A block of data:
/---

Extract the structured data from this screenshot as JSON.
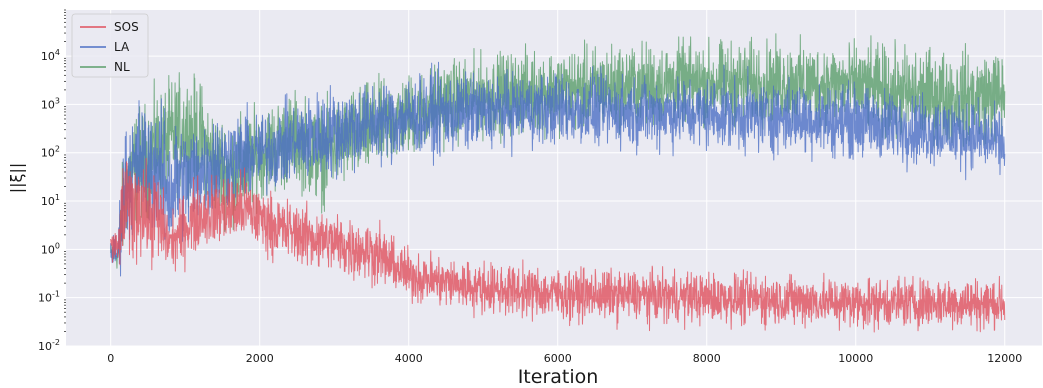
{
  "chart_data": {
    "type": "line",
    "title": "",
    "xlabel": "Iteration",
    "ylabel": "||ξ||",
    "yscale": "log",
    "xlim": [
      -600,
      12500
    ],
    "ylim": [
      0.01,
      90000
    ],
    "grid": true,
    "legend": {
      "position": "top-left",
      "entries": [
        "SOS",
        "LA",
        "NL"
      ]
    },
    "x_ticks": [
      {
        "value": 0,
        "label": "0"
      },
      {
        "value": 2000,
        "label": "2000"
      },
      {
        "value": 4000,
        "label": "4000"
      },
      {
        "value": 6000,
        "label": "6000"
      },
      {
        "value": 8000,
        "label": "8000"
      },
      {
        "value": 10000,
        "label": "10000"
      },
      {
        "value": 12000,
        "label": "12000"
      }
    ],
    "y_ticks": [
      {
        "value": 0.01,
        "base": "10",
        "exp": "-2"
      },
      {
        "value": 0.1,
        "base": "10",
        "exp": "-1"
      },
      {
        "value": 1,
        "base": "10",
        "exp": "0"
      },
      {
        "value": 10,
        "base": "10",
        "exp": "1"
      },
      {
        "value": 100,
        "base": "10",
        "exp": "2"
      },
      {
        "value": 1000,
        "base": "10",
        "exp": "3"
      },
      {
        "value": 10000,
        "base": "10",
        "exp": "4"
      }
    ],
    "series": [
      {
        "name": "SOS",
        "color": "#e0505c",
        "x": [
          0,
          100,
          150,
          200,
          300,
          400,
          500,
          600,
          700,
          800,
          900,
          1000,
          1200,
          1400,
          1600,
          1800,
          2000,
          2200,
          2400,
          2600,
          2800,
          3000,
          3200,
          3400,
          3600,
          3800,
          4000,
          4400,
          5000,
          6000,
          7000,
          8000,
          9000,
          10000,
          11000,
          12000
        ],
        "center": [
          1.2,
          1.05,
          4.0,
          8.0,
          6.0,
          12.0,
          4.0,
          6.0,
          2.5,
          1.4,
          1.8,
          3.0,
          5.5,
          6.0,
          6.5,
          7.0,
          4.5,
          3.0,
          2.4,
          2.0,
          1.6,
          1.4,
          1.1,
          1.0,
          0.8,
          0.45,
          0.3,
          0.22,
          0.16,
          0.12,
          0.11,
          0.1,
          0.09,
          0.08,
          0.08,
          0.075
        ],
        "spread": [
          0.15,
          0.2,
          0.5,
          0.5,
          0.5,
          0.55,
          0.45,
          0.45,
          0.4,
          0.25,
          0.3,
          0.35,
          0.35,
          0.35,
          0.35,
          0.35,
          0.3,
          0.3,
          0.3,
          0.3,
          0.3,
          0.3,
          0.3,
          0.3,
          0.3,
          0.25,
          0.25,
          0.25,
          0.25,
          0.25,
          0.25,
          0.25,
          0.25,
          0.25,
          0.25,
          0.25
        ]
      },
      {
        "name": "LA",
        "color": "#4c6fc4",
        "x": [
          0,
          100,
          150,
          200,
          300,
          400,
          500,
          600,
          700,
          800,
          900,
          1000,
          1200,
          1400,
          1600,
          1800,
          2000,
          2500,
          3000,
          3500,
          4000,
          4500,
          5000,
          5500,
          6000,
          7000,
          8000,
          9000,
          10000,
          10500,
          11000,
          11500,
          12000
        ],
        "center": [
          0.9,
          0.85,
          8.0,
          25.0,
          40.0,
          80.0,
          50.0,
          60.0,
          30.0,
          15.0,
          30.0,
          25.0,
          45.0,
          60.0,
          70.0,
          80.0,
          100.0,
          170.0,
          280.0,
          400.0,
          550.0,
          650.0,
          700.0,
          800.0,
          800.0,
          700.0,
          650.0,
          550.0,
          450.0,
          350.0,
          300.0,
          250.0,
          150.0
        ],
        "spread": [
          0.15,
          0.2,
          0.6,
          0.6,
          0.6,
          0.6,
          0.6,
          0.65,
          0.65,
          0.65,
          0.6,
          0.55,
          0.5,
          0.5,
          0.45,
          0.45,
          0.4,
          0.4,
          0.45,
          0.4,
          0.4,
          0.4,
          0.35,
          0.35,
          0.35,
          0.35,
          0.35,
          0.35,
          0.35,
          0.35,
          0.35,
          0.35,
          0.3
        ]
      },
      {
        "name": "NL",
        "color": "#5a9e6a",
        "x": [
          0,
          100,
          150,
          200,
          300,
          400,
          500,
          600,
          700,
          800,
          900,
          1000,
          1200,
          1400,
          1600,
          1800,
          2000,
          2500,
          2800,
          3000,
          3500,
          4000,
          4500,
          5000,
          5500,
          6000,
          7000,
          8000,
          9000,
          10000,
          10500,
          11000,
          11500,
          12000
        ],
        "center": [
          0.8,
          0.75,
          4.0,
          20.0,
          40.0,
          60.0,
          80.0,
          120.0,
          150.0,
          200.0,
          250.0,
          300.0,
          200.0,
          60.0,
          40.0,
          50.0,
          100.0,
          200.0,
          80.0,
          150.0,
          300.0,
          600.0,
          1100.0,
          1500.0,
          1800.0,
          2000.0,
          2500.0,
          2800.0,
          2800.0,
          2500.0,
          1700.0,
          1500.0,
          1400.0,
          1600.0
        ],
        "spread": [
          0.12,
          0.15,
          0.5,
          0.5,
          0.55,
          0.55,
          0.55,
          0.55,
          0.55,
          0.55,
          0.55,
          0.55,
          0.55,
          0.5,
          0.5,
          0.5,
          0.45,
          0.45,
          0.5,
          0.45,
          0.45,
          0.4,
          0.4,
          0.4,
          0.4,
          0.4,
          0.4,
          0.4,
          0.4,
          0.4,
          0.45,
          0.45,
          0.45,
          0.45
        ]
      }
    ]
  }
}
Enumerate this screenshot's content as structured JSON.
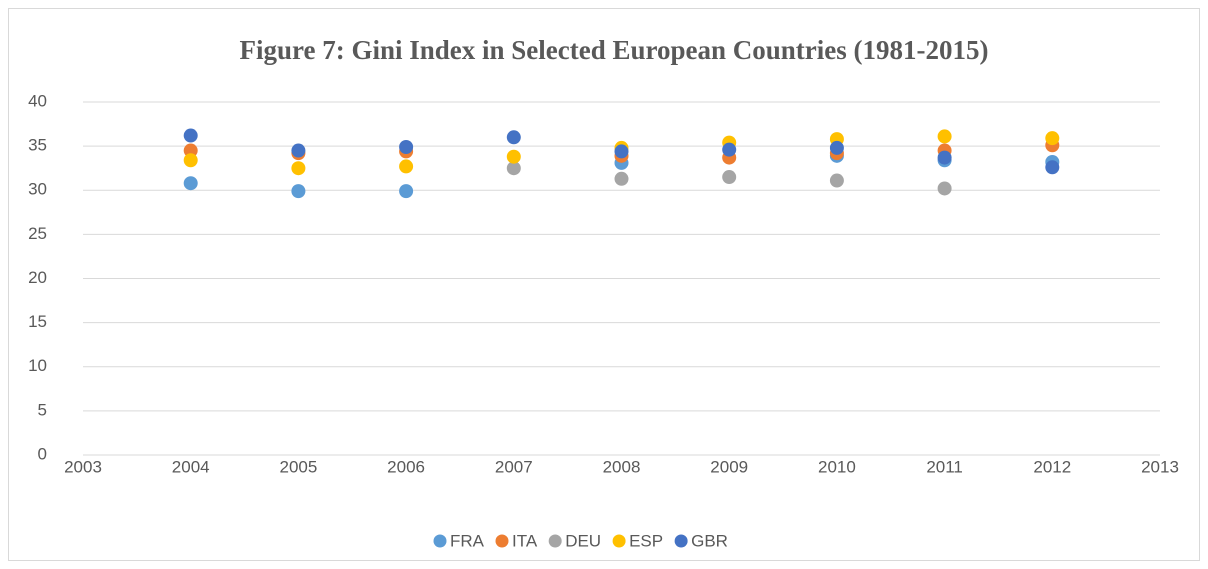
{
  "chart_data": {
    "type": "scatter",
    "title": "Figure 7: Gini Index in Selected European Countries (1981-2015)",
    "x": [
      2004,
      2005,
      2006,
      2007,
      2008,
      2009,
      2010,
      2011,
      2012
    ],
    "series": [
      {
        "name": "FRA",
        "color": "#5b9bd5",
        "values": [
          30.8,
          29.9,
          29.9,
          null,
          33.1,
          null,
          33.9,
          33.4,
          33.2
        ]
      },
      {
        "name": "ITA",
        "color": "#ed7d31",
        "values": [
          34.5,
          34.2,
          34.4,
          null,
          33.9,
          33.7,
          34.2,
          34.5,
          35.1
        ]
      },
      {
        "name": "DEU",
        "color": "#a5a5a5",
        "values": [
          null,
          null,
          null,
          32.5,
          31.3,
          31.5,
          31.1,
          30.2,
          null
        ]
      },
      {
        "name": "ESP",
        "color": "#ffc000",
        "values": [
          33.4,
          32.5,
          32.7,
          33.8,
          34.8,
          35.4,
          35.8,
          36.1,
          35.9
        ]
      },
      {
        "name": "GBR",
        "color": "#4472c4",
        "values": [
          36.2,
          34.5,
          34.9,
          36.0,
          34.4,
          34.6,
          34.8,
          33.7,
          32.6
        ]
      }
    ],
    "xlim": [
      2003,
      2013
    ],
    "xticks": [
      2003,
      2004,
      2005,
      2006,
      2007,
      2008,
      2009,
      2010,
      2011,
      2012,
      2013
    ],
    "ylim": [
      0,
      40
    ],
    "yticks": [
      0,
      5,
      10,
      15,
      20,
      25,
      30,
      35,
      40
    ],
    "grid": true
  }
}
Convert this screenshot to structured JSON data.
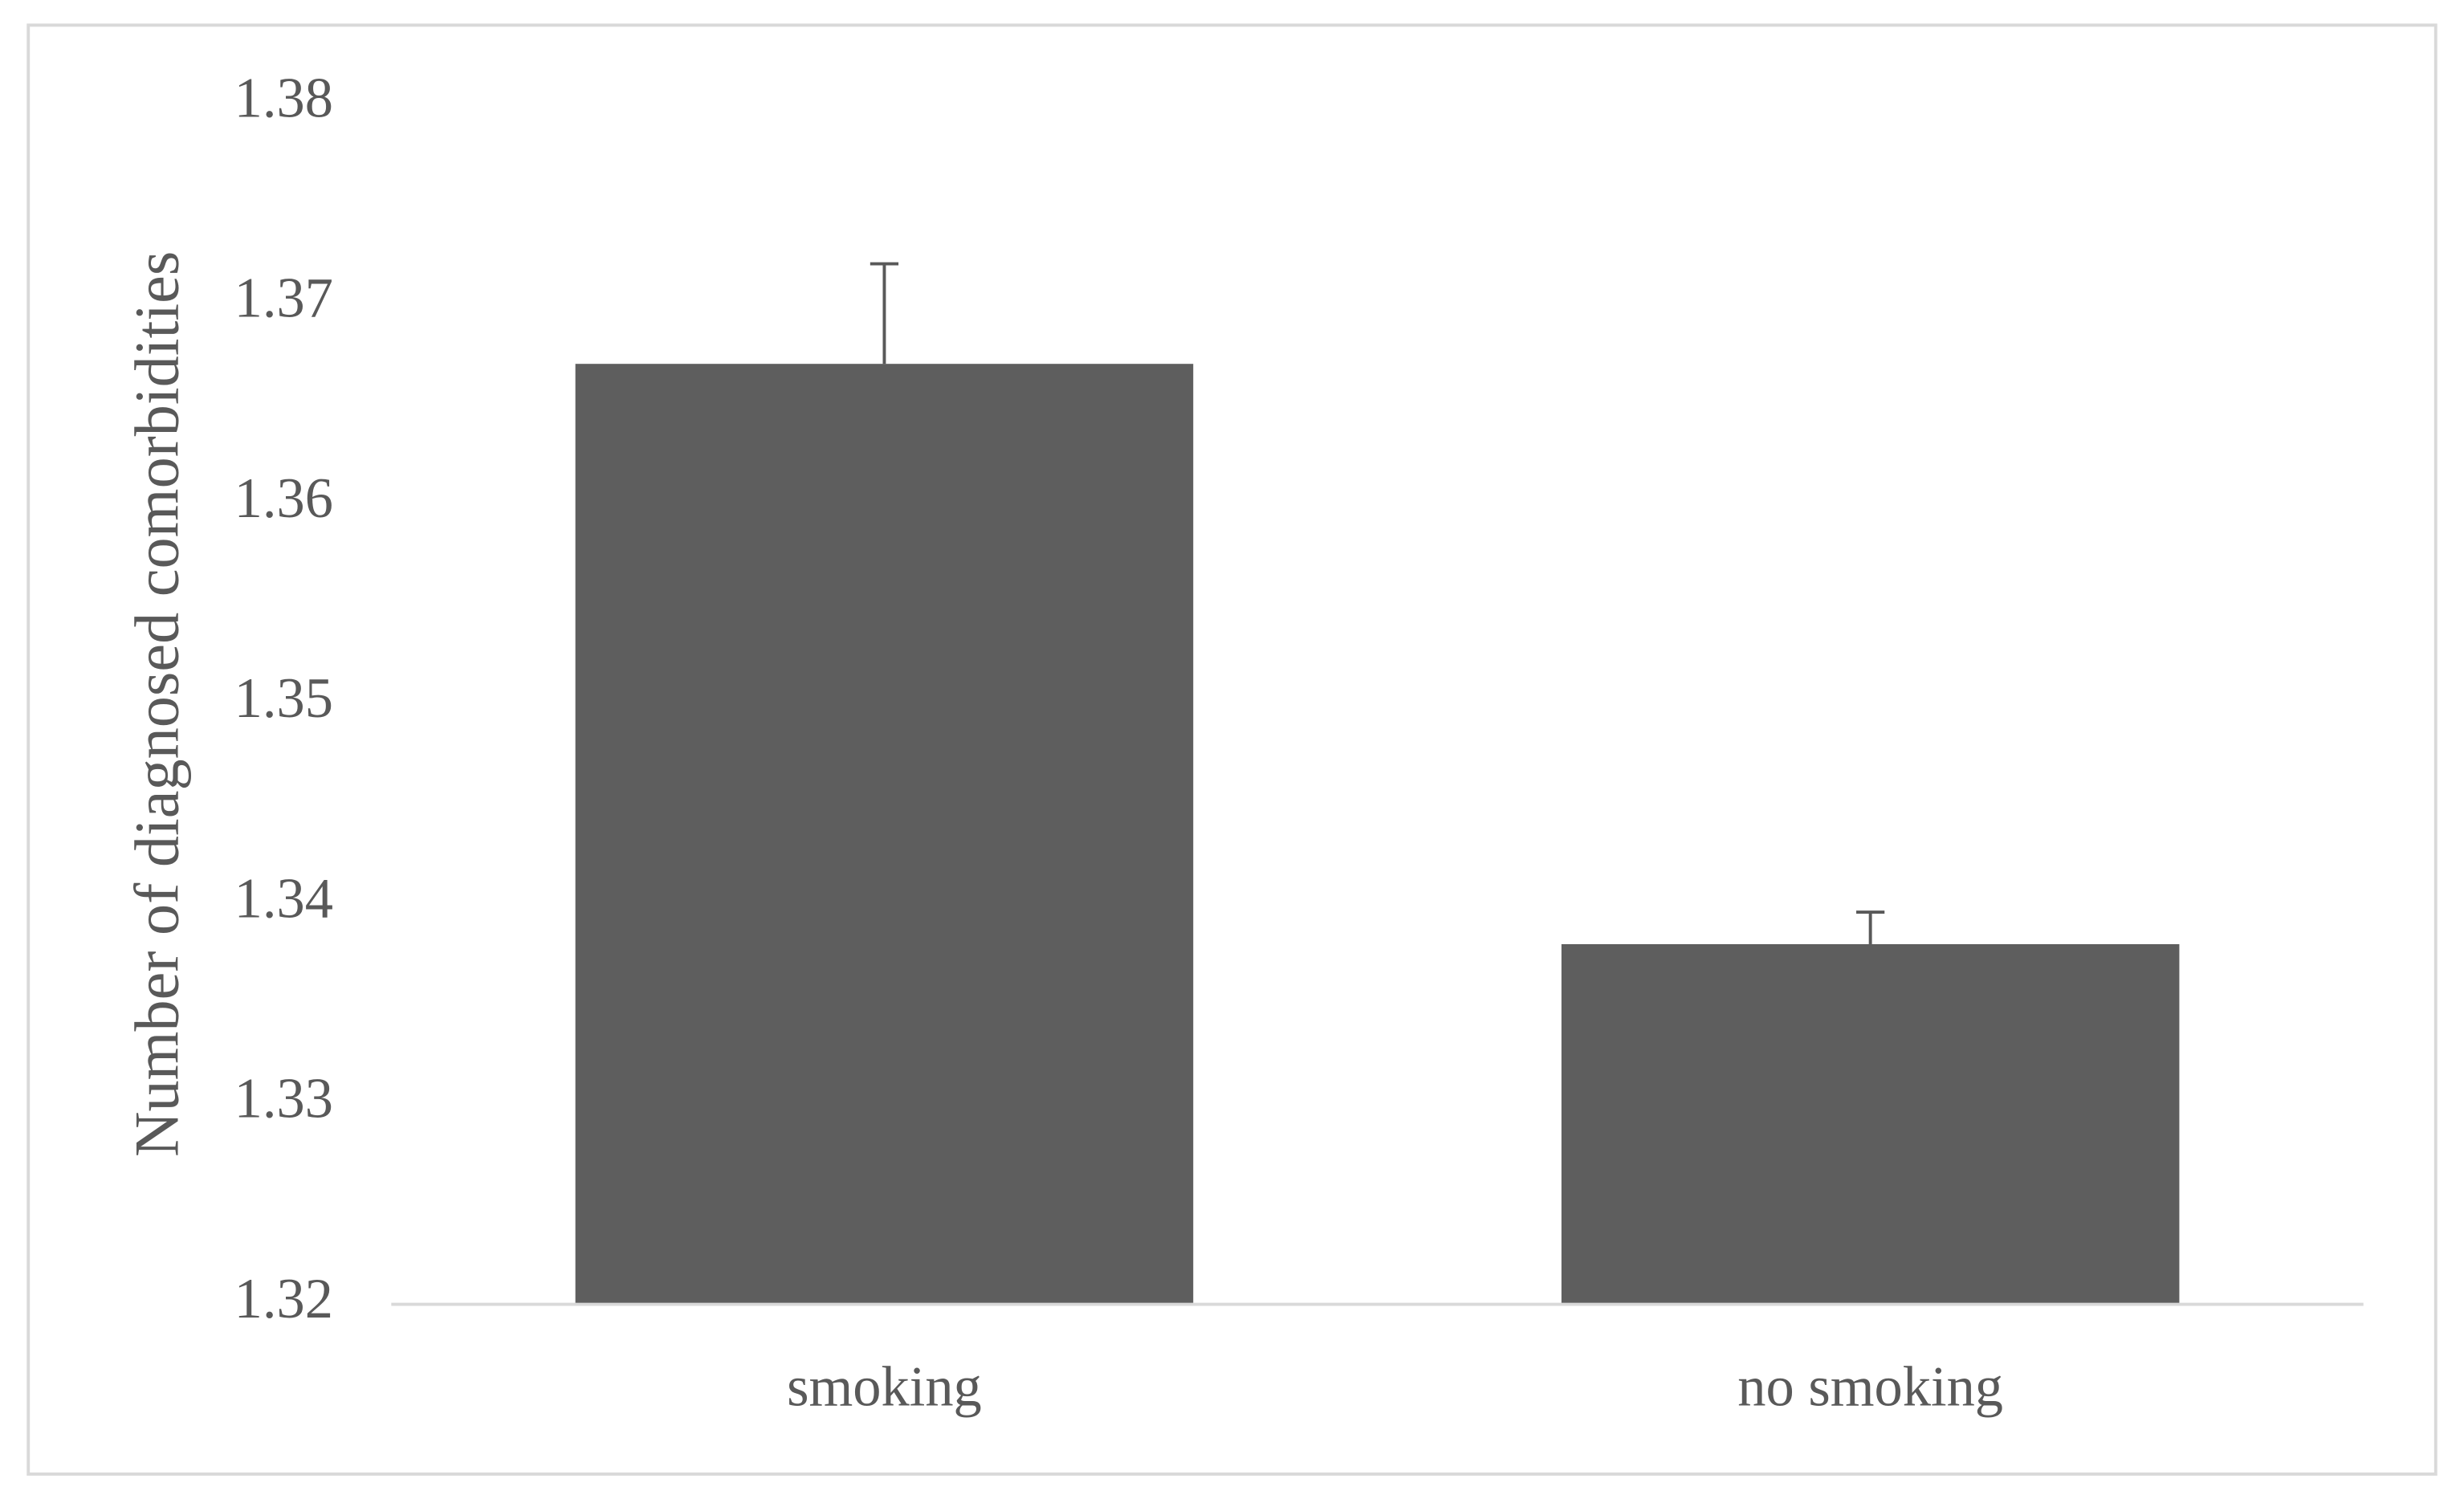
{
  "chart_data": {
    "type": "bar",
    "y_label": "Number of diagnosed comorbidities",
    "categories": [
      "smoking",
      "no smoking"
    ],
    "values": [
      1.367,
      1.338
    ],
    "errors": [
      0.005,
      0.0016
    ],
    "color": "#5e5e5e",
    "ylim": [
      1.32,
      1.38
    ],
    "yticks": [
      1.32,
      1.33,
      1.34,
      1.35,
      1.36,
      1.37,
      1.38
    ],
    "grid": false
  }
}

\---

Extract, word for word, every line from the one containing "Convert this screenshot" to the end of the data above, both ends included, and leave out the pictures.

**SOLUTION FOR THIS PROBLEM**
Convert this screenshot to structured JSON data.
{
  "chart_data": {
    "type": "bar",
    "y_label": "Number of diagnosed comorbidities",
    "categories": [
      "smoking",
      "no smoking"
    ],
    "values": [
      1.367,
      1.338
    ],
    "errors": [
      0.005,
      0.0016
    ],
    "color": "#5e5e5e",
    "ylim": [
      1.32,
      1.38
    ],
    "yticks": [
      1.32,
      1.33,
      1.34,
      1.35,
      1.36,
      1.37,
      1.38
    ],
    "grid": false
  }
}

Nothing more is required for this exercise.